>> Start The input

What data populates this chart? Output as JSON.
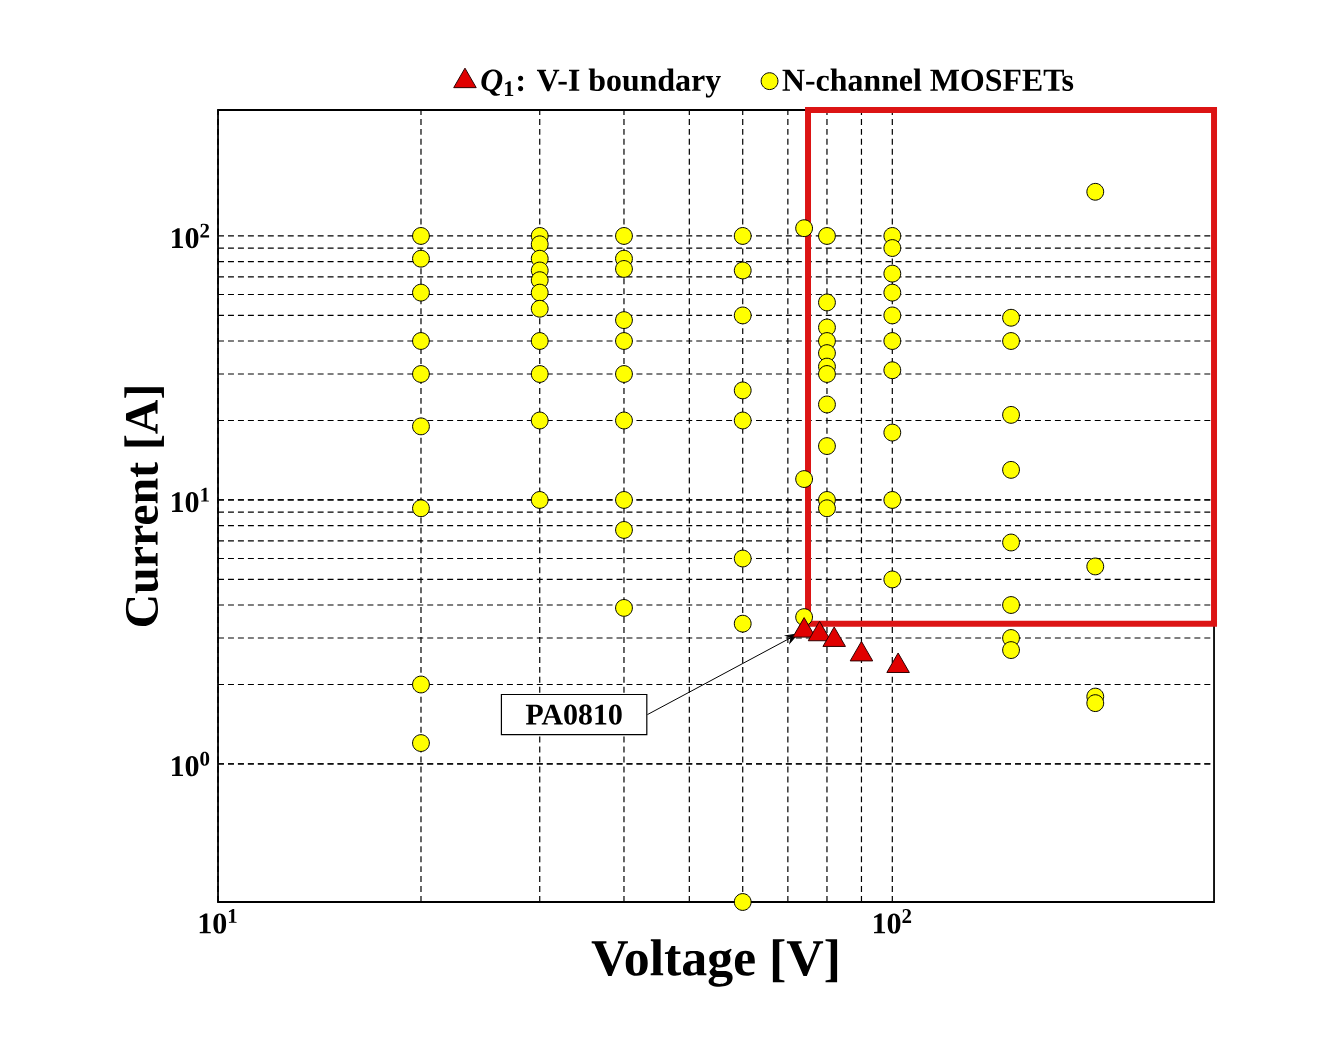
{
  "chart_data": {
    "type": "scatter",
    "xlabel": "Voltage [V]",
    "ylabel": "Current [A]",
    "log": "xy",
    "grid": true,
    "legend": "top",
    "xlim": [
      10,
      300
    ],
    "ylim": [
      0.3,
      300
    ],
    "xticks": [
      {
        "value": 10,
        "label": "10$^{1}$"
      },
      {
        "value": 100,
        "label": "10$^{2}$"
      }
    ],
    "yticks": [
      {
        "value": 1,
        "label": "10$^{0}$"
      },
      {
        "value": 10,
        "label": "10$^{1}$"
      },
      {
        "value": 100,
        "label": "10$^{2}$"
      }
    ],
    "series": [
      {
        "name": "*Q*$_{1}$: V-I boundary",
        "color": "#e00000",
        "marker": "triangle",
        "x": [
          74,
          78,
          82,
          90,
          102
        ],
        "values": [
          3.2,
          3.1,
          2.95,
          2.6,
          2.35
        ]
      },
      {
        "name": "N-channel MOSFETs",
        "color": "#ffff00",
        "marker": "circle",
        "x": [
          20,
          20,
          20,
          20,
          20,
          20,
          20,
          20,
          20,
          30,
          30,
          30,
          30,
          30,
          30,
          30,
          30,
          30,
          30,
          30,
          40,
          40,
          40,
          40,
          40,
          40,
          40,
          40,
          40,
          40,
          60,
          60,
          60,
          60,
          60,
          60,
          60,
          60,
          74,
          74,
          74,
          80,
          80,
          80,
          80,
          80,
          80,
          80,
          80,
          80,
          80,
          80,
          100,
          100,
          100,
          100,
          100,
          100,
          100,
          100,
          100,
          100,
          150,
          150,
          150,
          150,
          150,
          150,
          150,
          150,
          200,
          200,
          200,
          200
        ],
        "values": [
          100,
          82,
          61,
          40,
          30,
          19,
          9.3,
          2,
          1.2,
          100,
          93,
          82,
          74,
          68,
          61,
          53,
          40,
          30,
          20,
          10,
          100,
          82,
          75,
          48,
          40,
          30,
          20,
          10,
          7.7,
          3.9,
          100,
          74,
          50,
          26,
          20,
          6,
          3.4,
          0.3,
          107,
          12,
          3.6,
          100,
          56,
          45,
          40,
          36,
          32,
          30,
          23,
          16,
          10,
          9.3,
          100,
          90,
          72,
          61,
          50,
          40,
          31,
          18,
          10,
          5,
          49,
          40,
          21,
          13,
          6.9,
          4,
          3,
          2.7,
          147,
          5.6,
          1.8,
          1.7
        ]
      }
    ],
    "annotations": [
      {
        "text": "PA0810",
        "x": 74,
        "y": 3.2
      }
    ]
  }
}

>> End The input

◆ **Exercise details**: Quote in full the listing given above; the images are to be left out.

◆ **Answer to the problem**:
What data populates this chart? Output as JSON.
{
  "chart_data": {
    "type": "scatter",
    "xlabel": "Voltage [V]",
    "ylabel": "Current [A]",
    "log": "xy",
    "grid": true,
    "legend": "top",
    "xlim": [
      10,
      300
    ],
    "ylim": [
      0.3,
      300
    ],
    "xticks": [
      {
        "value": 10,
        "label": "10$^{1}$"
      },
      {
        "value": 100,
        "label": "10$^{2}$"
      }
    ],
    "yticks": [
      {
        "value": 1,
        "label": "10$^{0}$"
      },
      {
        "value": 10,
        "label": "10$^{1}$"
      },
      {
        "value": 100,
        "label": "10$^{2}$"
      }
    ],
    "series": [
      {
        "name": "*Q*$_{1}$: V-I boundary",
        "color": "#e00000",
        "marker": "triangle",
        "x": [
          74,
          78,
          82,
          90,
          102
        ],
        "values": [
          3.2,
          3.1,
          2.95,
          2.6,
          2.35
        ]
      },
      {
        "name": "N-channel MOSFETs",
        "color": "#ffff00",
        "marker": "circle",
        "x": [
          20,
          20,
          20,
          20,
          20,
          20,
          20,
          20,
          20,
          30,
          30,
          30,
          30,
          30,
          30,
          30,
          30,
          30,
          30,
          30,
          40,
          40,
          40,
          40,
          40,
          40,
          40,
          40,
          40,
          40,
          60,
          60,
          60,
          60,
          60,
          60,
          60,
          60,
          74,
          74,
          74,
          80,
          80,
          80,
          80,
          80,
          80,
          80,
          80,
          80,
          80,
          80,
          100,
          100,
          100,
          100,
          100,
          100,
          100,
          100,
          100,
          100,
          150,
          150,
          150,
          150,
          150,
          150,
          150,
          150,
          200,
          200,
          200,
          200
        ],
        "values": [
          100,
          82,
          61,
          40,
          30,
          19,
          9.3,
          2,
          1.2,
          100,
          93,
          82,
          74,
          68,
          61,
          53,
          40,
          30,
          20,
          10,
          100,
          82,
          75,
          48,
          40,
          30,
          20,
          10,
          7.7,
          3.9,
          100,
          74,
          50,
          26,
          20,
          6,
          3.4,
          0.3,
          107,
          12,
          3.6,
          100,
          56,
          45,
          40,
          36,
          32,
          30,
          23,
          16,
          10,
          9.3,
          100,
          90,
          72,
          61,
          50,
          40,
          31,
          18,
          10,
          5,
          49,
          40,
          21,
          13,
          6.9,
          4,
          3,
          2.7,
          147,
          5.6,
          1.8,
          1.7
        ]
      }
    ],
    "annotations": [
      {
        "text": "PA0810",
        "x": 74,
        "y": 3.2
      }
    ]
  }
}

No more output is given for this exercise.